Set exercise:
Report how many lines contain "marlboroza". The answer is a single number.

Collected data entries:
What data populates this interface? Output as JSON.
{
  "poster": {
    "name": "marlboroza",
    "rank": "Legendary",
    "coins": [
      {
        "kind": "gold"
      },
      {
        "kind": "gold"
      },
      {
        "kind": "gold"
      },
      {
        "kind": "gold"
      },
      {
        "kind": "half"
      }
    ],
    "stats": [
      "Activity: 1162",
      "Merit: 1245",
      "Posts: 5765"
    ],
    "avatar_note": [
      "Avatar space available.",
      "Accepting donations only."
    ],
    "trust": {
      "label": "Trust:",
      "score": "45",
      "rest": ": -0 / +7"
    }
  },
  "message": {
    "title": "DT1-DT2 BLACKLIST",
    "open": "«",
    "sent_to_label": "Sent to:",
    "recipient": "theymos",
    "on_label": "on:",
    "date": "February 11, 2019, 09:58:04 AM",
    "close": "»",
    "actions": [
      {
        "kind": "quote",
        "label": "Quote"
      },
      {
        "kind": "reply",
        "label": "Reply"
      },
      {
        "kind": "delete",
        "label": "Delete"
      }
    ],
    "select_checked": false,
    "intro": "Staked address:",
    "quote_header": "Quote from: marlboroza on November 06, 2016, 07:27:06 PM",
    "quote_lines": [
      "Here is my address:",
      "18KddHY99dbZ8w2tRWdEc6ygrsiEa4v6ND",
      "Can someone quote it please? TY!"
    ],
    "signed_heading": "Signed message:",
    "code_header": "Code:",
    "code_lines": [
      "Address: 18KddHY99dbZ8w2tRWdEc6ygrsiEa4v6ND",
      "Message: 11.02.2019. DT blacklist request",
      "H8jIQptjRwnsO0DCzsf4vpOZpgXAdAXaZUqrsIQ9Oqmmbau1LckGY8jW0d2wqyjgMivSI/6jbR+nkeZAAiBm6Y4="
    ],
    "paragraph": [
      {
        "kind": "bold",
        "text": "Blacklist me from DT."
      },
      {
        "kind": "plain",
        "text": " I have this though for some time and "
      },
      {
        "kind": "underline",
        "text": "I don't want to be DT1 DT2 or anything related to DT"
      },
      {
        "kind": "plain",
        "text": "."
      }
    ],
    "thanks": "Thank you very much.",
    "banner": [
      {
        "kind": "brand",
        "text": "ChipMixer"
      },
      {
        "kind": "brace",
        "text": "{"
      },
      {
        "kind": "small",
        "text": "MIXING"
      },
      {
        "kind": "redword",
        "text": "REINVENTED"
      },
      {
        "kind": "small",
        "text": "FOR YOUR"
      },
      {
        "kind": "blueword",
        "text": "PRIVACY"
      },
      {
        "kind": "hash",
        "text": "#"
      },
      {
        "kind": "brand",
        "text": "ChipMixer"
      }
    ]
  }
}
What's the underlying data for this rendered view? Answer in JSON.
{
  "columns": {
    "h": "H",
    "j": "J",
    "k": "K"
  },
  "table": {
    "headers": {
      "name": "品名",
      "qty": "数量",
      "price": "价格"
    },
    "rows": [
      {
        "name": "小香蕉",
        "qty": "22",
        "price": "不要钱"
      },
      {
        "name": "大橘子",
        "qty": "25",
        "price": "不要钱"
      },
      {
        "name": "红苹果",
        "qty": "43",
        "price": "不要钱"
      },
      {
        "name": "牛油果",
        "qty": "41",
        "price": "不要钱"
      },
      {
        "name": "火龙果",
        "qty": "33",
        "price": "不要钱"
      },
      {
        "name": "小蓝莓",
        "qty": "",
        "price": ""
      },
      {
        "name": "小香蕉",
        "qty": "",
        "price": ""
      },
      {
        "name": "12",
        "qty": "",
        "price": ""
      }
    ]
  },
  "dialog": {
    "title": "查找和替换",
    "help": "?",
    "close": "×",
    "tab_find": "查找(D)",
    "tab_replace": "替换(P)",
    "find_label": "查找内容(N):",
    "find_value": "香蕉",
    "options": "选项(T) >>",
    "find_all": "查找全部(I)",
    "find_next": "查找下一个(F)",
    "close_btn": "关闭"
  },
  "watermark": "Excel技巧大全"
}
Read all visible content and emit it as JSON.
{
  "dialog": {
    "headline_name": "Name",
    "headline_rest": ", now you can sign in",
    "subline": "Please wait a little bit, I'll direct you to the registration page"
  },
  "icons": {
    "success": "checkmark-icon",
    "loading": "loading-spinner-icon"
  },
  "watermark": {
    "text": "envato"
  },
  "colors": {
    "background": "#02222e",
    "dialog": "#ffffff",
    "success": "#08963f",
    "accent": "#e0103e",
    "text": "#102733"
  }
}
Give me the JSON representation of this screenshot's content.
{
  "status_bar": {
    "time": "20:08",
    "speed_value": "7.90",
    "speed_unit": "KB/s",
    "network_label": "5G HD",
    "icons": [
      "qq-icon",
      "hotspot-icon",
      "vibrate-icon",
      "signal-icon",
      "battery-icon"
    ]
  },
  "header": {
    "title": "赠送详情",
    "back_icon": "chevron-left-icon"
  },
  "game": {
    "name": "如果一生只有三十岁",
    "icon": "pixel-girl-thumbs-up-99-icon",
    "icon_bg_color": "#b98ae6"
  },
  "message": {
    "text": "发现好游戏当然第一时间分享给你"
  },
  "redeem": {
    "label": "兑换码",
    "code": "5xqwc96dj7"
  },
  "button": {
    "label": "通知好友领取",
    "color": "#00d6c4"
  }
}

Expected answer:
2